*Aim*
Count every line below that contains "본인출력", then state the total with no other output.

*Material*
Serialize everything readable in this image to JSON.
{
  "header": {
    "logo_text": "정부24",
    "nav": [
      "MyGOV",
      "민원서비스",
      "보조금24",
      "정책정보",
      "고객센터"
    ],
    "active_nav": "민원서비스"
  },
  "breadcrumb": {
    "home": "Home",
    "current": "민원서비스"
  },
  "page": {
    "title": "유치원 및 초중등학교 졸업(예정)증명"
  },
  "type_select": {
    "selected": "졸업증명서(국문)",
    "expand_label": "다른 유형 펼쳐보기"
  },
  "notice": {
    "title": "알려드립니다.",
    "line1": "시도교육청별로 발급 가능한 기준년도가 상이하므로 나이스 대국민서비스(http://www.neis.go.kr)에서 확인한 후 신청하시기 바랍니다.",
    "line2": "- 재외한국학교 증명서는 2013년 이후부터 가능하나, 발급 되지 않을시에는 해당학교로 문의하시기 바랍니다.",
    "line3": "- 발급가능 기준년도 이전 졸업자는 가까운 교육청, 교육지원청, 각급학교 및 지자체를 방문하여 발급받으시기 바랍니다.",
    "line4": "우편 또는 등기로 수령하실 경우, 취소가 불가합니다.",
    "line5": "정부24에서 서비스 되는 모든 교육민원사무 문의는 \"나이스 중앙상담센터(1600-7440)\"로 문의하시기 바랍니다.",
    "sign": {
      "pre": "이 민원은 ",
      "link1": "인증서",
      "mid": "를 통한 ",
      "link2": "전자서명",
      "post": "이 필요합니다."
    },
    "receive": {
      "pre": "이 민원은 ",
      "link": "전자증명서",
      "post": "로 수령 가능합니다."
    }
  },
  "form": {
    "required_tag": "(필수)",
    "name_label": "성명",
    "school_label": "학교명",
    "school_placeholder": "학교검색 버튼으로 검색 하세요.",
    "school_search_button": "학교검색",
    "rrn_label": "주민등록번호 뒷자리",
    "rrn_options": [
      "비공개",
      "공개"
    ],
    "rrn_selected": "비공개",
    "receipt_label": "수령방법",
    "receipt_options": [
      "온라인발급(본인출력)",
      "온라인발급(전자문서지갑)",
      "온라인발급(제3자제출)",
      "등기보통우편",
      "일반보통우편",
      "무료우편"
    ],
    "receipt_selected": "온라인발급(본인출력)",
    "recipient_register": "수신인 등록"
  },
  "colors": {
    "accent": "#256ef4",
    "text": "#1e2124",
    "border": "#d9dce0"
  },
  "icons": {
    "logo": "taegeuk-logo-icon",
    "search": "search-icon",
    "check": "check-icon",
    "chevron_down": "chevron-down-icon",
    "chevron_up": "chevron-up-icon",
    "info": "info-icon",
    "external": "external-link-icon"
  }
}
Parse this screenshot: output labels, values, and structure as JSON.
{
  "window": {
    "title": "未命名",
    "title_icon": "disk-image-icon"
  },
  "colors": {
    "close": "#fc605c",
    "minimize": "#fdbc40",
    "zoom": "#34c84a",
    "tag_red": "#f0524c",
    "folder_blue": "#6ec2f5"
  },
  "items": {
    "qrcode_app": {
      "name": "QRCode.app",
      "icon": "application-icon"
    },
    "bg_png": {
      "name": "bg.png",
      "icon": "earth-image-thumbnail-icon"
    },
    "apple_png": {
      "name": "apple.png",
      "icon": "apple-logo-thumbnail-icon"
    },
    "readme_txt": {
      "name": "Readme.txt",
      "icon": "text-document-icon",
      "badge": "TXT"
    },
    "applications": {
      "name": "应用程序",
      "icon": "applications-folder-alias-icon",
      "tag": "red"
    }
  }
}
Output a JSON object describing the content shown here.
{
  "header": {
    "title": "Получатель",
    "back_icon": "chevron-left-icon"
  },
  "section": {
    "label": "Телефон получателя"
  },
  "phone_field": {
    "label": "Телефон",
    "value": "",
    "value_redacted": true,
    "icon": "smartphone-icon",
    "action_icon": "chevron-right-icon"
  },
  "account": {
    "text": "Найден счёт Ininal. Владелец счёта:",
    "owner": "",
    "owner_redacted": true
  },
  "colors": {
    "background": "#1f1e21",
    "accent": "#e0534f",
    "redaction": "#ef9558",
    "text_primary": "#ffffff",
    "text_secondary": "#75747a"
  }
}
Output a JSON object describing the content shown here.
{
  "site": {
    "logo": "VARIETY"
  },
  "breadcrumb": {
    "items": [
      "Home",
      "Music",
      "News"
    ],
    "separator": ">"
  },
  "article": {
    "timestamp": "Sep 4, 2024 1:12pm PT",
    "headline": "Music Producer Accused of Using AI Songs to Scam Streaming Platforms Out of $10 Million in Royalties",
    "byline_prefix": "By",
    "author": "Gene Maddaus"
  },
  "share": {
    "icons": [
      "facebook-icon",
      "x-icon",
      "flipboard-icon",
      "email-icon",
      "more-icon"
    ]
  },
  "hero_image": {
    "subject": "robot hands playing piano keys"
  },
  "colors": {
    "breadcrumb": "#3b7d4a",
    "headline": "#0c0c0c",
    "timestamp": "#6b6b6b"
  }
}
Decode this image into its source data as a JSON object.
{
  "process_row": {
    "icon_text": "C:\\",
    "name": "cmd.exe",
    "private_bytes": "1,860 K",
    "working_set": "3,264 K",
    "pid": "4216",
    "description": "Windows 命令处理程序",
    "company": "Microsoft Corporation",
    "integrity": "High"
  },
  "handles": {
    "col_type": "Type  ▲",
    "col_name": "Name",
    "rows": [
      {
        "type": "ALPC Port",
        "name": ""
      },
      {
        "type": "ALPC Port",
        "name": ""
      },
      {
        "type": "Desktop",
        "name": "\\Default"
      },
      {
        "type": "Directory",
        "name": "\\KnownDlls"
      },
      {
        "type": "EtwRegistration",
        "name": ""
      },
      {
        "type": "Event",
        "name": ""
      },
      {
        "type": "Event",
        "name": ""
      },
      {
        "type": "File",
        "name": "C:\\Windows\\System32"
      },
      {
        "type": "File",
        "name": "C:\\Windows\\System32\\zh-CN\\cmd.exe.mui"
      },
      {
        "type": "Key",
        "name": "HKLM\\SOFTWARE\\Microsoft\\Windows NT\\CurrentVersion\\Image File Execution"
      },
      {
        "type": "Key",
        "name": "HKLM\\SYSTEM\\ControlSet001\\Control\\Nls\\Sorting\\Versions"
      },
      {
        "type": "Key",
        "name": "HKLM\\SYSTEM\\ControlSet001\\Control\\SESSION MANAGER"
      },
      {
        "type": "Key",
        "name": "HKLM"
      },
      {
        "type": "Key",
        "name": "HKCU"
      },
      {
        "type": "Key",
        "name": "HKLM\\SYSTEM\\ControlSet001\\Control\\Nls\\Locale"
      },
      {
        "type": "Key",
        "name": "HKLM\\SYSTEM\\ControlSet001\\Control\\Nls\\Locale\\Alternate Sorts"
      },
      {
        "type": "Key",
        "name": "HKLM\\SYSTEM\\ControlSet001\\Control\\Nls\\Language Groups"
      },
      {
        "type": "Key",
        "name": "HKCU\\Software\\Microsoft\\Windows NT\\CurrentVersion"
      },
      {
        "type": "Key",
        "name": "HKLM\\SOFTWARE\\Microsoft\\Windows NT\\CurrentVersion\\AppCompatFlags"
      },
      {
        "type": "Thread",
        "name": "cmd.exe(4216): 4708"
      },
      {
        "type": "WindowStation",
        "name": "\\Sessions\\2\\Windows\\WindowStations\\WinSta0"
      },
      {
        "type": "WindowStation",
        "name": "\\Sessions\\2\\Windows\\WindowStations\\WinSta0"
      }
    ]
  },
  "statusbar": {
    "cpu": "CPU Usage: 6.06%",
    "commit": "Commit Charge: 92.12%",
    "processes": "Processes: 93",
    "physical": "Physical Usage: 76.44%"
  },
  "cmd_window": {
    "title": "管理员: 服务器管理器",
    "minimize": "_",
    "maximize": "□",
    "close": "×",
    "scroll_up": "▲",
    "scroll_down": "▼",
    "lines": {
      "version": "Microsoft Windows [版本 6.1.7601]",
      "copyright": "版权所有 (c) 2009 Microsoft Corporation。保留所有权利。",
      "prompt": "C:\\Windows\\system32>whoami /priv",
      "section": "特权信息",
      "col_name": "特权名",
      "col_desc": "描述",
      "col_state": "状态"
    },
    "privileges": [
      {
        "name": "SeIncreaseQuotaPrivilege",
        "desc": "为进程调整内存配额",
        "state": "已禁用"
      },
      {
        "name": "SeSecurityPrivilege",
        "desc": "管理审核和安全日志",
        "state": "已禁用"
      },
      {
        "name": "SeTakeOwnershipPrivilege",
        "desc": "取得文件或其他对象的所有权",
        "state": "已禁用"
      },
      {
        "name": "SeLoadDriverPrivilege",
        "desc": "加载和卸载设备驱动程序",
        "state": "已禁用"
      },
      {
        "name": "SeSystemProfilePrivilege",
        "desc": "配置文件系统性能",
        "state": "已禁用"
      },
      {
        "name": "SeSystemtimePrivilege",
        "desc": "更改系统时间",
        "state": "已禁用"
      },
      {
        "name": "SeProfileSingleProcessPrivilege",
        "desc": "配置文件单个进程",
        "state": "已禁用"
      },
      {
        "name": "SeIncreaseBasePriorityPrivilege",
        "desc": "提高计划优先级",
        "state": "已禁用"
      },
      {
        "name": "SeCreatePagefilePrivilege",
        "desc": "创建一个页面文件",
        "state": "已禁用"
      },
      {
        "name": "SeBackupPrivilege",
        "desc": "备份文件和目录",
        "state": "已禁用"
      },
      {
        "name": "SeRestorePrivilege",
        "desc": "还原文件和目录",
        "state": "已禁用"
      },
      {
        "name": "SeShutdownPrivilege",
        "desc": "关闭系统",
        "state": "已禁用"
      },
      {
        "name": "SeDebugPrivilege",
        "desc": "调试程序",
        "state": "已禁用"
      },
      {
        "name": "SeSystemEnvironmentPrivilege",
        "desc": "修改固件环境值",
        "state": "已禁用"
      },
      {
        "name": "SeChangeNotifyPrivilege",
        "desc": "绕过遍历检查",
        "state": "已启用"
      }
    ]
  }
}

*Task answer*
2